> _Problem description_: Find every line in the entries below that contains the string "shortage", and copy each of those lines in full.

> _Data to use_:
━━━━━━

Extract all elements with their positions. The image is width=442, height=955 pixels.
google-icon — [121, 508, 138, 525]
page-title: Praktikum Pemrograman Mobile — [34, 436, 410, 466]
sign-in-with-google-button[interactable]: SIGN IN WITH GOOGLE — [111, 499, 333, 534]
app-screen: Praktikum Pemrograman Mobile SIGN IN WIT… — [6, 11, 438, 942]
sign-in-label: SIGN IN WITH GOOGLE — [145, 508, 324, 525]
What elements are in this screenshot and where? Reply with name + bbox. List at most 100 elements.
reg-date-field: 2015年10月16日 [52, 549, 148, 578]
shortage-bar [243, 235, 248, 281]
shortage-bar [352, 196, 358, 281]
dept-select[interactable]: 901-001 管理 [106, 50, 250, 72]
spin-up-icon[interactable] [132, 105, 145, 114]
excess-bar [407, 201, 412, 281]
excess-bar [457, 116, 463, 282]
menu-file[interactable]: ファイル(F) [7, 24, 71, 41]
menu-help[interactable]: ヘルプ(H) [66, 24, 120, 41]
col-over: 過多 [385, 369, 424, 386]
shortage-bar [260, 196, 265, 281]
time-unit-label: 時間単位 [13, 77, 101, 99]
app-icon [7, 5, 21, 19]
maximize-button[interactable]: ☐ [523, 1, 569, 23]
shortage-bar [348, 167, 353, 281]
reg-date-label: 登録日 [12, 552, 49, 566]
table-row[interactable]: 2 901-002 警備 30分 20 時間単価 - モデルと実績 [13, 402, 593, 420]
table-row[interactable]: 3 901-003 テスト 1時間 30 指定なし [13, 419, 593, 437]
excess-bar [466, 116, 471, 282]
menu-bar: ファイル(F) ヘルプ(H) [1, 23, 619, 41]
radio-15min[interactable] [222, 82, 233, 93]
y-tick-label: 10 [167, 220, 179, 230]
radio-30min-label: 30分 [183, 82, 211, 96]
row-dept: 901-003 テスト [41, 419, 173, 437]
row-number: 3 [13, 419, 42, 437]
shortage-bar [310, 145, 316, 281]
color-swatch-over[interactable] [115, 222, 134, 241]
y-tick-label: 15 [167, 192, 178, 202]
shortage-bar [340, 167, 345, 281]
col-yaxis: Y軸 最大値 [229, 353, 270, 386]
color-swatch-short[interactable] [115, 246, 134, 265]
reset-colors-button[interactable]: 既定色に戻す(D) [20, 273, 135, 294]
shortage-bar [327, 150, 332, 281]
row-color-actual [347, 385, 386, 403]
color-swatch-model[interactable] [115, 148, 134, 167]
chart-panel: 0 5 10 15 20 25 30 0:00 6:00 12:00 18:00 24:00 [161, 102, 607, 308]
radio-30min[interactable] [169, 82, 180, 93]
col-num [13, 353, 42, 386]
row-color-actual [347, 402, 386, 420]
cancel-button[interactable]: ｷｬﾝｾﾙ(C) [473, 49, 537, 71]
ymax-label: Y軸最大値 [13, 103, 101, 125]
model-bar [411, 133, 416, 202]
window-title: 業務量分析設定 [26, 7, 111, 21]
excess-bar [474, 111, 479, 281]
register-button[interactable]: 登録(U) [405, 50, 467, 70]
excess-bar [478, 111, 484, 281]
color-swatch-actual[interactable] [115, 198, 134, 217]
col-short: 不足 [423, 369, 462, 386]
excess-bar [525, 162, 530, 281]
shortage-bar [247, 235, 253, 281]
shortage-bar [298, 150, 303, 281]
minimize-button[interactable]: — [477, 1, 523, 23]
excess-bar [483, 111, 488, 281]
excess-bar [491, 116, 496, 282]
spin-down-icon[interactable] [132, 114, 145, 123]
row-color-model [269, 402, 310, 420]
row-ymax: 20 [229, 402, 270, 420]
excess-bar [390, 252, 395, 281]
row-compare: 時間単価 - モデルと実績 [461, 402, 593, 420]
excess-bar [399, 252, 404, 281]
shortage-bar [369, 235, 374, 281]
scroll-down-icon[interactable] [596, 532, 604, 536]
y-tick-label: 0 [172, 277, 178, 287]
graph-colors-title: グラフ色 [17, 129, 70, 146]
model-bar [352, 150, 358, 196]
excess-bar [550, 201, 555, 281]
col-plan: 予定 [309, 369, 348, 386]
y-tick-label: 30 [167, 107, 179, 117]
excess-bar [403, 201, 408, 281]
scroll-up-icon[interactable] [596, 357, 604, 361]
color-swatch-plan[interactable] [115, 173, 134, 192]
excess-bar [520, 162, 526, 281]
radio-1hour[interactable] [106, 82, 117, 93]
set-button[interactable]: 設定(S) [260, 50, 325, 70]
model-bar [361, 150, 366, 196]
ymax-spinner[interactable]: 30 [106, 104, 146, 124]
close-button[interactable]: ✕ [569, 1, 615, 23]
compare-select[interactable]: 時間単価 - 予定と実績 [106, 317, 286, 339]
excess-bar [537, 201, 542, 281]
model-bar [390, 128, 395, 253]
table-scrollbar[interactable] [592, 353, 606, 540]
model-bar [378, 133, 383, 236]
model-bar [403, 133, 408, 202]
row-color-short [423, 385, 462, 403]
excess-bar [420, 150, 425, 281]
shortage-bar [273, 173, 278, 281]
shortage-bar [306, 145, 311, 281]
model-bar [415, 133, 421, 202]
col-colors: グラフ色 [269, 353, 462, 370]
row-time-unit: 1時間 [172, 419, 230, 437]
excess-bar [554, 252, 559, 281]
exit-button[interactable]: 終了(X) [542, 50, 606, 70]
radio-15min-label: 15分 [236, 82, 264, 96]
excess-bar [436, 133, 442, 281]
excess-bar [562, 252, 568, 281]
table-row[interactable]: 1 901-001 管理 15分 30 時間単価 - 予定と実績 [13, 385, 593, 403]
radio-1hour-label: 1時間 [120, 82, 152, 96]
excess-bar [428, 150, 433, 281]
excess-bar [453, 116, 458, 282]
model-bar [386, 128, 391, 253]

━━━━━━

> _Completed exercise_:
shortage-bar [243, 235, 248, 281]
shortage-bar [352, 196, 358, 281]
shortage-bar [260, 196, 265, 281]
shortage-bar [348, 167, 353, 281]
shortage-bar [310, 145, 316, 281]
shortage-bar [340, 167, 345, 281]
shortage-bar [327, 150, 332, 281]
shortage-bar [247, 235, 253, 281]
shortage-bar [298, 150, 303, 281]
shortage-bar [369, 235, 374, 281]
shortage-bar [273, 173, 278, 281]
shortage-bar [306, 145, 311, 281]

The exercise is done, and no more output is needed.